++++ Record excerpts ++++

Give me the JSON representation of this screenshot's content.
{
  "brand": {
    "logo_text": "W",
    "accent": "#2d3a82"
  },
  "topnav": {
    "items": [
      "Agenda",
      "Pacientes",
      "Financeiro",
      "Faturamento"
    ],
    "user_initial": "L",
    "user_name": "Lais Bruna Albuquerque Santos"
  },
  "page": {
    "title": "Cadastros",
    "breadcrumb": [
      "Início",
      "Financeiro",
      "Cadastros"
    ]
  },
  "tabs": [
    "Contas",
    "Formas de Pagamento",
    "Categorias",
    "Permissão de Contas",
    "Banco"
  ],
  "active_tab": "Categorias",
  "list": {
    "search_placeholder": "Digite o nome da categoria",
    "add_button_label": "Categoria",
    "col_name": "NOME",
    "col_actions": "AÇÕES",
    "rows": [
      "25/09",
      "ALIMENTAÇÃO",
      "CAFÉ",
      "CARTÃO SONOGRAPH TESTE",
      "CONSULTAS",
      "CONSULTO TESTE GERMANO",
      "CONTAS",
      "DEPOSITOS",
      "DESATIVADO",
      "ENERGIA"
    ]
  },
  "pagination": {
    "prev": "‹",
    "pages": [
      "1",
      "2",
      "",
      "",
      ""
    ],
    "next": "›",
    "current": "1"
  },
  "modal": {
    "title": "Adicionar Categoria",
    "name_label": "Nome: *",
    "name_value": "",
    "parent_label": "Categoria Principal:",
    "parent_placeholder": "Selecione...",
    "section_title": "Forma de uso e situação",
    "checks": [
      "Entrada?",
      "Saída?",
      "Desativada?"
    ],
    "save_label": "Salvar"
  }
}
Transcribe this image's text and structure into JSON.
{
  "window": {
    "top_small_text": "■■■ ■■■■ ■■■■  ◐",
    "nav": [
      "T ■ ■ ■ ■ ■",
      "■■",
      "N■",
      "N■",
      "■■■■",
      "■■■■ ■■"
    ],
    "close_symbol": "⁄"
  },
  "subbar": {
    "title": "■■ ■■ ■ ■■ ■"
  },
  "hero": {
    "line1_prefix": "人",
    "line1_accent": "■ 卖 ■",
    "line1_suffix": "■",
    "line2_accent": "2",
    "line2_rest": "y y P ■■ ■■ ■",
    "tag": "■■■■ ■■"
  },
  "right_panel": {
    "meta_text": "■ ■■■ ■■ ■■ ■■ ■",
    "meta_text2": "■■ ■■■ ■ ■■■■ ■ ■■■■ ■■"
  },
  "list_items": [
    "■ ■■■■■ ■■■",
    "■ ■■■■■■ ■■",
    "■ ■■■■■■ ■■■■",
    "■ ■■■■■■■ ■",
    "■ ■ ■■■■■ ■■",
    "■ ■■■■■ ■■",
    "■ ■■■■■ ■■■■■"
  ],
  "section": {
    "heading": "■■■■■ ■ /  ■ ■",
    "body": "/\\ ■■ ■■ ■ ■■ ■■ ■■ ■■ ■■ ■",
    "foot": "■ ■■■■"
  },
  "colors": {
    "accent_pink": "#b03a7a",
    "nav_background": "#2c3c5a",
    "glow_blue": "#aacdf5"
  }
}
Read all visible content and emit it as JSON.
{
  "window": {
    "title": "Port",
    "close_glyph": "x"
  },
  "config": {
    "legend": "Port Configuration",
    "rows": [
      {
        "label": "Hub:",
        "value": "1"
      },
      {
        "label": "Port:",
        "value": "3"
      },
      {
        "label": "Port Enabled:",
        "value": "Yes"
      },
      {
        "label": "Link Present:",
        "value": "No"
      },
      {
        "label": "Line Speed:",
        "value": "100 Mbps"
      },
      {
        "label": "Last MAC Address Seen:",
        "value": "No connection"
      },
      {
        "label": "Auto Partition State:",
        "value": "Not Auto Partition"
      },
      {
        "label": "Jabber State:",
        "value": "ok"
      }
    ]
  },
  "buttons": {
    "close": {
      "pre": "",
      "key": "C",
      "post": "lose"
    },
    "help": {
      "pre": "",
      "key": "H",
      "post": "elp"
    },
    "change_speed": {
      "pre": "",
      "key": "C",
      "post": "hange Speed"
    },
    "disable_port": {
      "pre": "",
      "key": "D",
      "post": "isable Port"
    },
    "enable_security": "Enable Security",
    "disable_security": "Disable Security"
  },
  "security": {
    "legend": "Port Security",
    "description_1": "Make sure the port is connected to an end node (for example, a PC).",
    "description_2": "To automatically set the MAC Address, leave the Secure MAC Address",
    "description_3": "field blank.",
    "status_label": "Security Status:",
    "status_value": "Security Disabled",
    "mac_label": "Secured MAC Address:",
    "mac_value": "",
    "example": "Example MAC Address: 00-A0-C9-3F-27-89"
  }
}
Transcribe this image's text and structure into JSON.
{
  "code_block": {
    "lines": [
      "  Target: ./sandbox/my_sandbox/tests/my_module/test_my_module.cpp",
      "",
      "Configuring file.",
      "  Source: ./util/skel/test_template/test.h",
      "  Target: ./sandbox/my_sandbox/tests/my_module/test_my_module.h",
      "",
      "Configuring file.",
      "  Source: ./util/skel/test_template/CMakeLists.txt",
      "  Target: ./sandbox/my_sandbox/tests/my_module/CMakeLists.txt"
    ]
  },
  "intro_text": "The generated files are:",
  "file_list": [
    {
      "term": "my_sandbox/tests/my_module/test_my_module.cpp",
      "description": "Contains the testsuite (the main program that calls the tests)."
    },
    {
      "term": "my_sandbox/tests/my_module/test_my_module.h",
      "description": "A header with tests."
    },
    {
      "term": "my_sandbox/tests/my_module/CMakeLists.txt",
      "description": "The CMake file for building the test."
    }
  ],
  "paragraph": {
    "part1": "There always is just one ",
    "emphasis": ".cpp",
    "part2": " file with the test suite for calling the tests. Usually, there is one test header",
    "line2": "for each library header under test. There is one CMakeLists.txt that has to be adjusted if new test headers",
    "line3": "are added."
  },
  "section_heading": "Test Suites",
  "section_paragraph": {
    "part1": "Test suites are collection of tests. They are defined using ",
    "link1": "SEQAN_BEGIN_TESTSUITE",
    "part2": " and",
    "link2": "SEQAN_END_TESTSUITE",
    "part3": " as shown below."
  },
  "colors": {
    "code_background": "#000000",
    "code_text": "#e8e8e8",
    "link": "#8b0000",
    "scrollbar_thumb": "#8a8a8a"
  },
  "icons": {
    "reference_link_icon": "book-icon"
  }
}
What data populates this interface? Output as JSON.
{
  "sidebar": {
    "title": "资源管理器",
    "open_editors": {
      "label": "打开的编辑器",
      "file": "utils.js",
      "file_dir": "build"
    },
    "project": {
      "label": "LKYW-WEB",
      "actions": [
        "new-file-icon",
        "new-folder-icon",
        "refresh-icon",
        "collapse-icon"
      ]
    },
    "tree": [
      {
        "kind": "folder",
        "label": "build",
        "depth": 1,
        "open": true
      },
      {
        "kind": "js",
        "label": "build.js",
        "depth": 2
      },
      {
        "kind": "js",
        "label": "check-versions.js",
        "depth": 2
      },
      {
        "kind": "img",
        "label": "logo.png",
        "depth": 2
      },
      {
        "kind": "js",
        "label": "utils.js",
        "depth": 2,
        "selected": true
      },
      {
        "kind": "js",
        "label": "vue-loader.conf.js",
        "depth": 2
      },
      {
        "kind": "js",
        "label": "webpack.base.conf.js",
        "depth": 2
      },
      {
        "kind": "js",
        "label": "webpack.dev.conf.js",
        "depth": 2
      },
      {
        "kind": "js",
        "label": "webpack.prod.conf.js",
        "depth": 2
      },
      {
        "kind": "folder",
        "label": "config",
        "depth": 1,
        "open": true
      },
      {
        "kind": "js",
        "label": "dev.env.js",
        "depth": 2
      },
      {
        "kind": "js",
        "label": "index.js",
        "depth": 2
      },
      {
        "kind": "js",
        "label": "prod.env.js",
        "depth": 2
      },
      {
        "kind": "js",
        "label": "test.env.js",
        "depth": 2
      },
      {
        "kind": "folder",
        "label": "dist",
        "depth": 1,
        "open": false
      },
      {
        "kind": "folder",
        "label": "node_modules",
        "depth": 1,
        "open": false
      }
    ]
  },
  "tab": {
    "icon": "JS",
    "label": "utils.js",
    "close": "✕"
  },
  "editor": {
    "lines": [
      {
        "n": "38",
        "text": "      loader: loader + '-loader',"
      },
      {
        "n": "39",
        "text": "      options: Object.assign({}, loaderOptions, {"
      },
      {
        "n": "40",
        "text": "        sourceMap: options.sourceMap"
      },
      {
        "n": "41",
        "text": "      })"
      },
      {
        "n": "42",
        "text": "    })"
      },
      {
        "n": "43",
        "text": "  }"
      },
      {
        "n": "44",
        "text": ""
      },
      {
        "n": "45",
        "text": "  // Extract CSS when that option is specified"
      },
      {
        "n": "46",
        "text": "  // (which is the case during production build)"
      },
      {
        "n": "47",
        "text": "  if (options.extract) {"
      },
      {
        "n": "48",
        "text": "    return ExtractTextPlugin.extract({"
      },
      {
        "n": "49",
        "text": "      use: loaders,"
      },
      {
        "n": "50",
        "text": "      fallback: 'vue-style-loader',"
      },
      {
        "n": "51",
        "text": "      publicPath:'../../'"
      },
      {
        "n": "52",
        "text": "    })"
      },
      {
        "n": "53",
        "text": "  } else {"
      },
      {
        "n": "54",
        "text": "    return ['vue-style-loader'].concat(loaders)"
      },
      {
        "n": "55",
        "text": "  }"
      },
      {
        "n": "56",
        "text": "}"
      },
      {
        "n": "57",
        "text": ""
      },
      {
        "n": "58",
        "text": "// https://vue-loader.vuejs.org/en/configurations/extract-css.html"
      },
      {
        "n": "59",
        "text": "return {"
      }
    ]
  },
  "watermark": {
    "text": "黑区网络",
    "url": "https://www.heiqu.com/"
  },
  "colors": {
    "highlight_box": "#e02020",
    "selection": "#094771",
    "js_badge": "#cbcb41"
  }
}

++++

**Problem statement:**
Search the lines for "utils". Copy each line that has it.

**Task response:**
      "file": "utils.js",
        "label": "utils.js",
    "label": "utils.js",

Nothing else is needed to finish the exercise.